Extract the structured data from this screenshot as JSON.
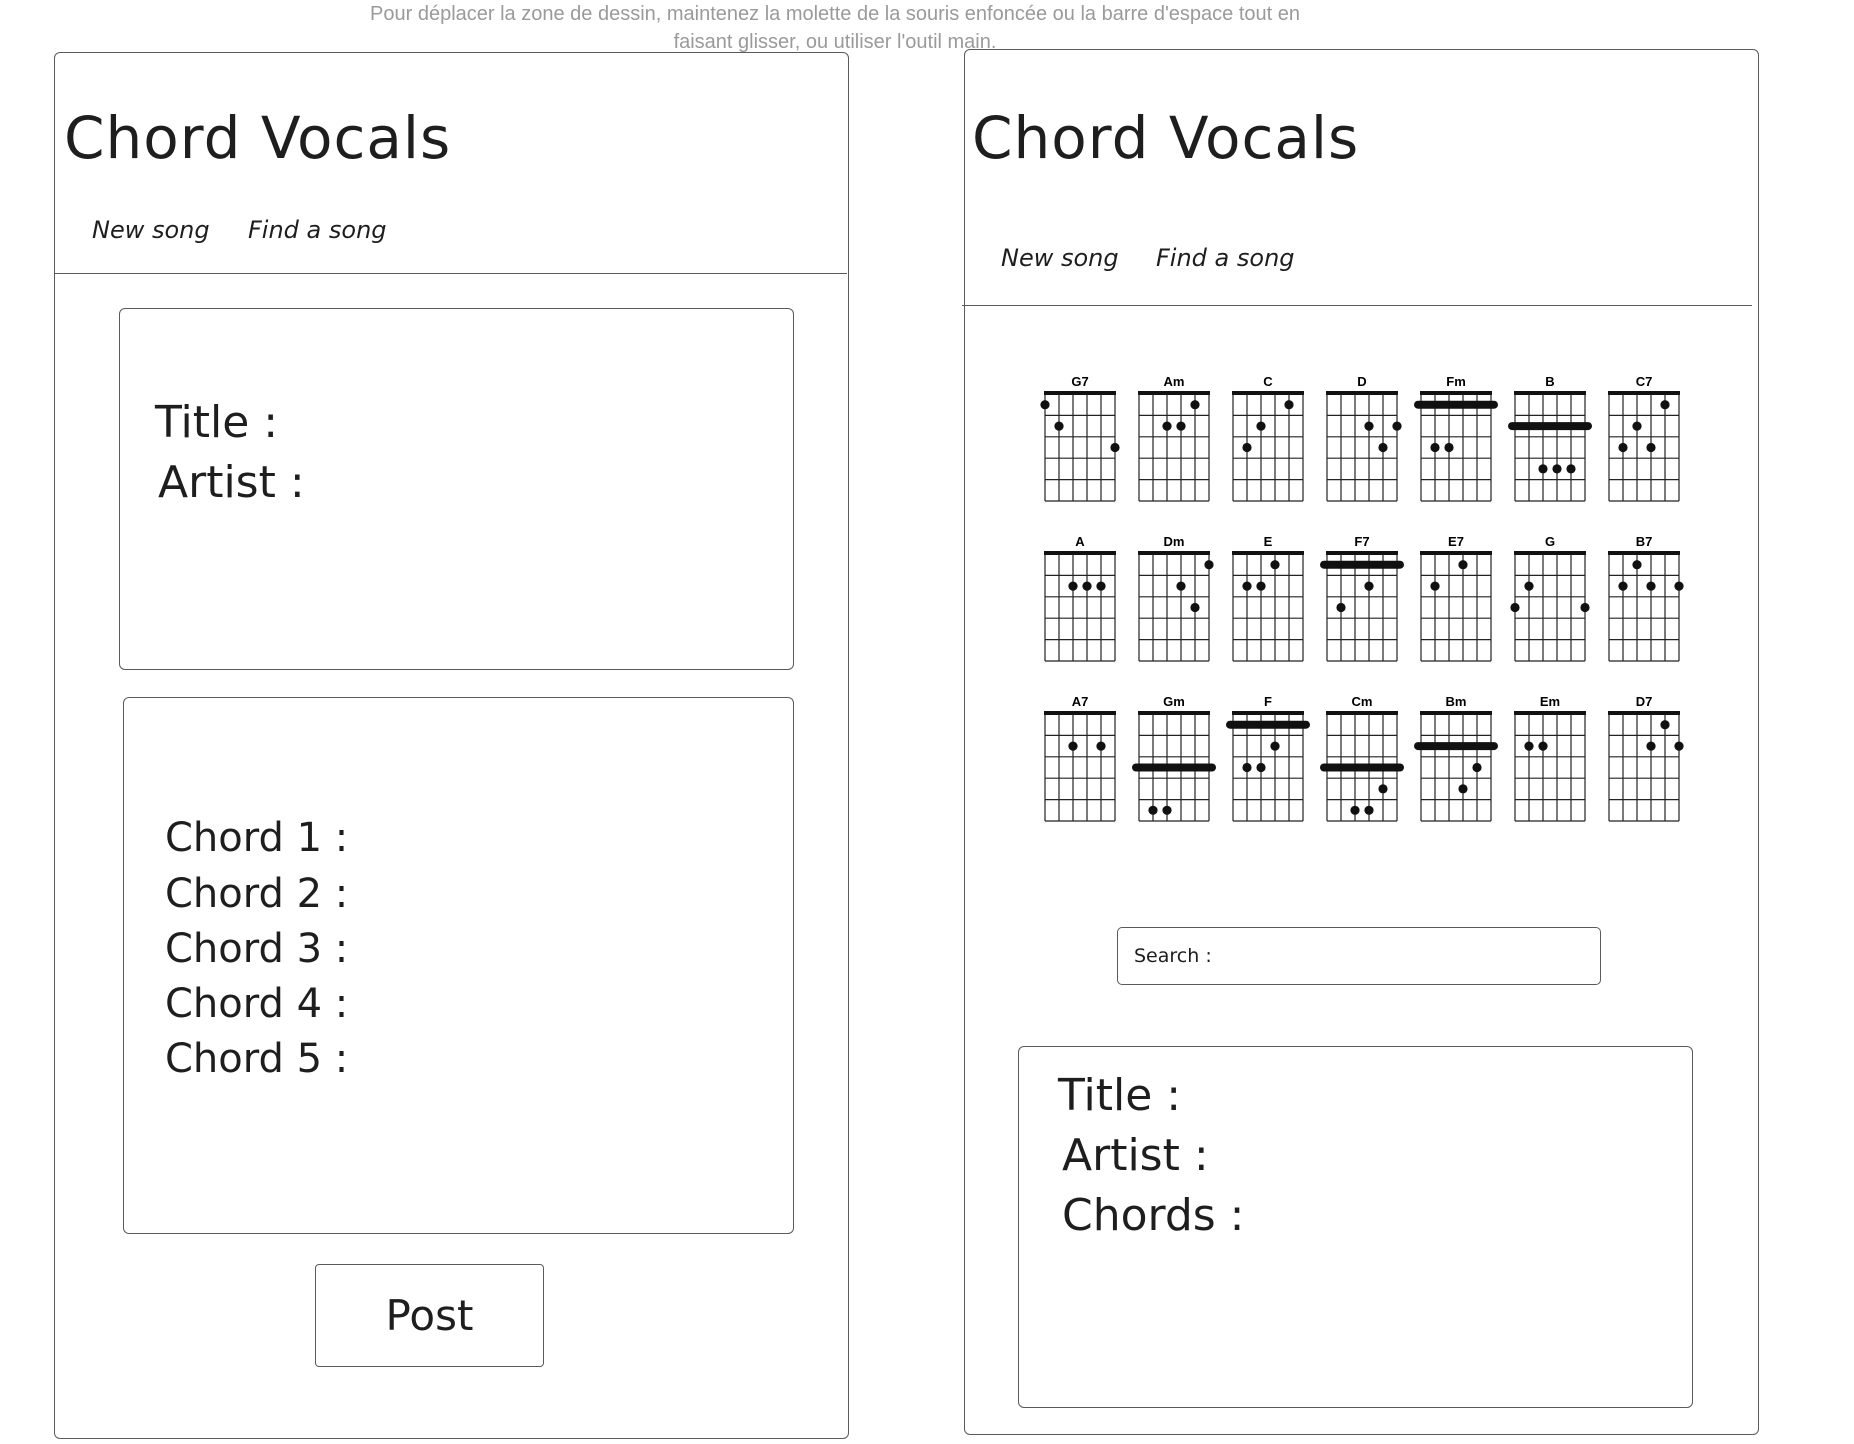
{
  "hint": "Pour déplacer la zone de dessin, maintenez la molette de la souris enfoncée ou la barre d'espace tout en faisant glisser, ou utiliser l'outil main.",
  "left_screen": {
    "app_title": "Chord Vocals",
    "nav": {
      "new_song": "New song",
      "find_song": "Find a song"
    },
    "song_info": {
      "title_label": "Title :",
      "artist_label": "Artist :"
    },
    "chords": [
      "Chord 1 :",
      "Chord 2 :",
      "Chord 3 :",
      "Chord 4 :",
      "Chord 5 :"
    ],
    "post_label": "Post"
  },
  "right_screen": {
    "app_title": "Chord Vocals",
    "nav": {
      "new_song": "New song",
      "find_song": "Find a song"
    },
    "search_label": "Search :",
    "search_value": "",
    "result": {
      "title_label": "Title :",
      "artist_label": "Artist :",
      "chords_label": "Chords :"
    },
    "chord_diagrams": [
      {
        "name": "G7",
        "dots": [
          [
            1,
            6
          ],
          [
            2,
            5
          ],
          [
            3,
            1
          ]
        ]
      },
      {
        "name": "Am",
        "dots": [
          [
            1,
            2
          ],
          [
            2,
            4
          ],
          [
            2,
            3
          ]
        ]
      },
      {
        "name": "C",
        "dots": [
          [
            1,
            2
          ],
          [
            2,
            4
          ],
          [
            3,
            5
          ]
        ]
      },
      {
        "name": "D",
        "dots": [
          [
            2,
            3
          ],
          [
            2,
            1
          ],
          [
            3,
            2
          ]
        ]
      },
      {
        "name": "Fm",
        "barre": 1,
        "dots": [
          [
            3,
            5
          ],
          [
            3,
            4
          ]
        ]
      },
      {
        "name": "B",
        "barre": 2,
        "dots": [
          [
            4,
            4
          ],
          [
            4,
            3
          ],
          [
            4,
            2
          ]
        ]
      },
      {
        "name": "C7",
        "dots": [
          [
            1,
            2
          ],
          [
            2,
            4
          ],
          [
            3,
            5
          ],
          [
            3,
            3
          ]
        ]
      },
      {
        "name": "A",
        "dots": [
          [
            2,
            4
          ],
          [
            2,
            3
          ],
          [
            2,
            2
          ]
        ]
      },
      {
        "name": "Dm",
        "dots": [
          [
            1,
            1
          ],
          [
            2,
            3
          ],
          [
            3,
            2
          ]
        ]
      },
      {
        "name": "E",
        "dots": [
          [
            1,
            3
          ],
          [
            2,
            5
          ],
          [
            2,
            4
          ]
        ]
      },
      {
        "name": "F7",
        "barre": 1,
        "dots": [
          [
            2,
            3
          ],
          [
            3,
            5
          ]
        ]
      },
      {
        "name": "E7",
        "dots": [
          [
            1,
            3
          ],
          [
            2,
            5
          ]
        ]
      },
      {
        "name": "G",
        "dots": [
          [
            2,
            5
          ],
          [
            3,
            6
          ],
          [
            3,
            1
          ]
        ]
      },
      {
        "name": "B7",
        "dots": [
          [
            1,
            4
          ],
          [
            2,
            5
          ],
          [
            2,
            3
          ],
          [
            2,
            1
          ]
        ]
      },
      {
        "name": "A7",
        "dots": [
          [
            2,
            4
          ],
          [
            2,
            2
          ]
        ]
      },
      {
        "name": "Gm",
        "barre": 3,
        "dots": [
          [
            5,
            5
          ],
          [
            5,
            4
          ]
        ]
      },
      {
        "name": "F",
        "barre": 1,
        "dots": [
          [
            2,
            3
          ],
          [
            3,
            5
          ],
          [
            3,
            4
          ]
        ]
      },
      {
        "name": "Cm",
        "barre": 3,
        "dots": [
          [
            4,
            2
          ],
          [
            5,
            4
          ],
          [
            5,
            3
          ]
        ]
      },
      {
        "name": "Bm",
        "barre": 2,
        "dots": [
          [
            3,
            2
          ],
          [
            4,
            3
          ]
        ]
      },
      {
        "name": "Em",
        "dots": [
          [
            2,
            5
          ],
          [
            2,
            4
          ]
        ]
      },
      {
        "name": "D7",
        "dots": [
          [
            1,
            2
          ],
          [
            2,
            3
          ],
          [
            2,
            1
          ]
        ]
      }
    ]
  }
}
==========
▶ _Set problem_
From the listing above, collect every line that mentions the word "Artist".

▶ _Exercise solution_
      "artist_label": "Artist :"
      "artist_label": "Artist :",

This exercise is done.